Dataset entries
============

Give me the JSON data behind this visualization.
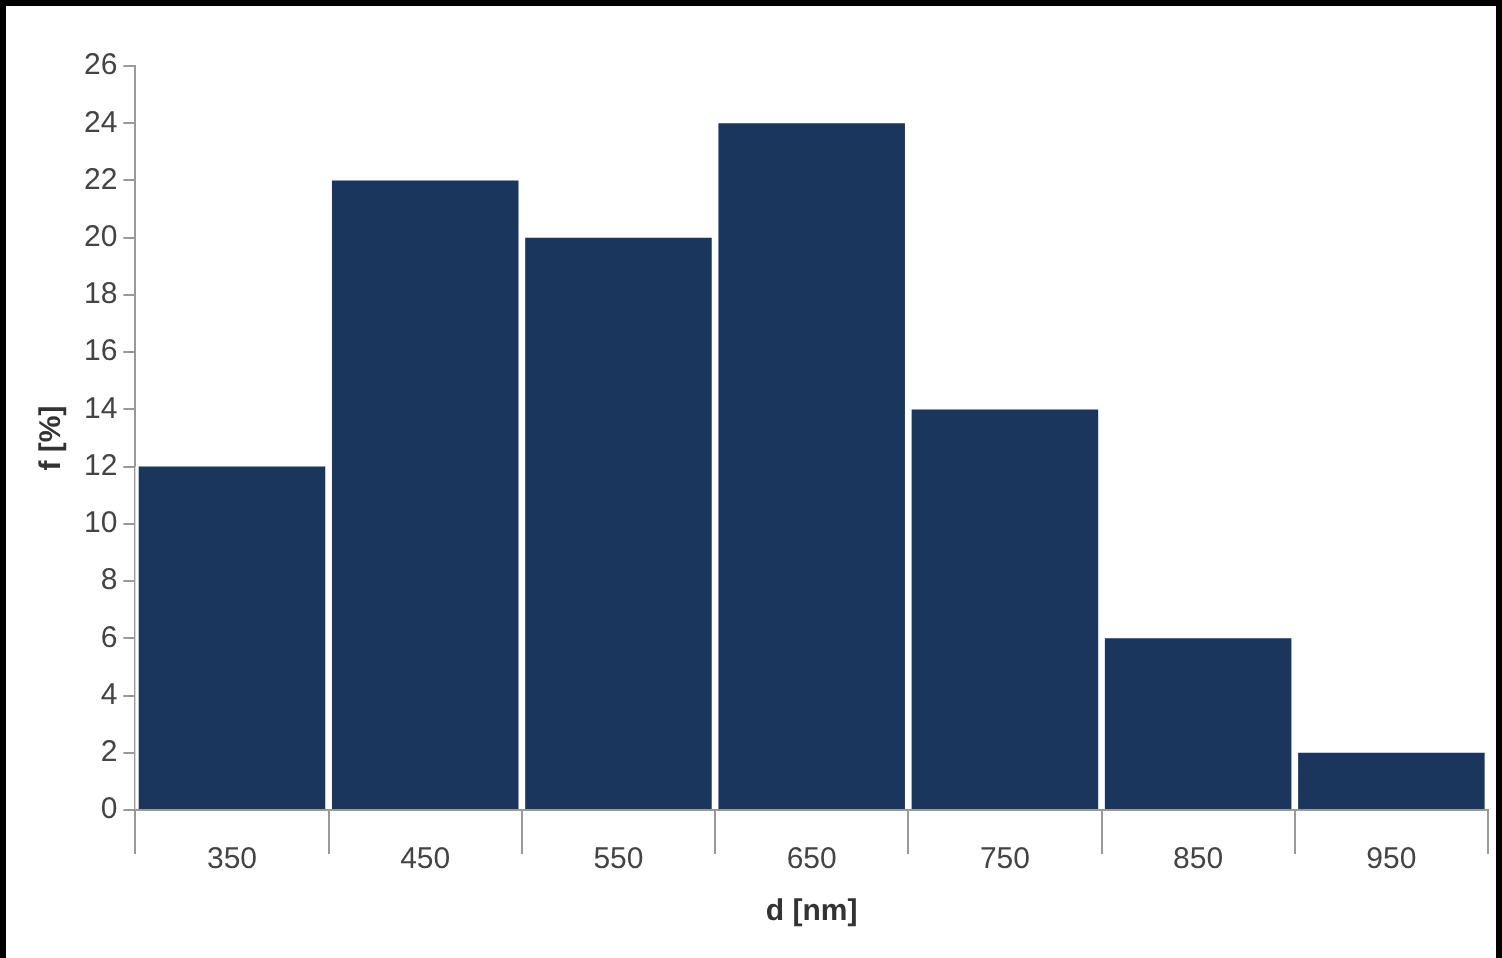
{
  "chart_data": {
    "type": "bar",
    "xlabel": "d [nm]",
    "ylabel": "f [%]",
    "categories": [
      "350",
      "450",
      "550",
      "650",
      "750",
      "850",
      "950"
    ],
    "values": [
      12,
      22,
      20,
      24,
      14,
      6,
      2
    ],
    "color": "#1b365d",
    "ylim": [
      0,
      26
    ],
    "yticks": [
      0,
      2,
      4,
      6,
      8,
      10,
      12,
      14,
      16,
      18,
      20,
      22,
      24,
      26
    ],
    "grid": false,
    "legend": false
  }
}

============

◆ **What needs to be done**:
Return the listing above word for word, with the pictures removed.

◆ **The solution**:
Give me the JSON data behind this visualization.
{
  "chart_data": {
    "type": "bar",
    "xlabel": "d [nm]",
    "ylabel": "f [%]",
    "categories": [
      "350",
      "450",
      "550",
      "650",
      "750",
      "850",
      "950"
    ],
    "values": [
      12,
      22,
      20,
      24,
      14,
      6,
      2
    ],
    "color": "#1b365d",
    "ylim": [
      0,
      26
    ],
    "yticks": [
      0,
      2,
      4,
      6,
      8,
      10,
      12,
      14,
      16,
      18,
      20,
      22,
      24,
      26
    ],
    "grid": false,
    "legend": false
  }
}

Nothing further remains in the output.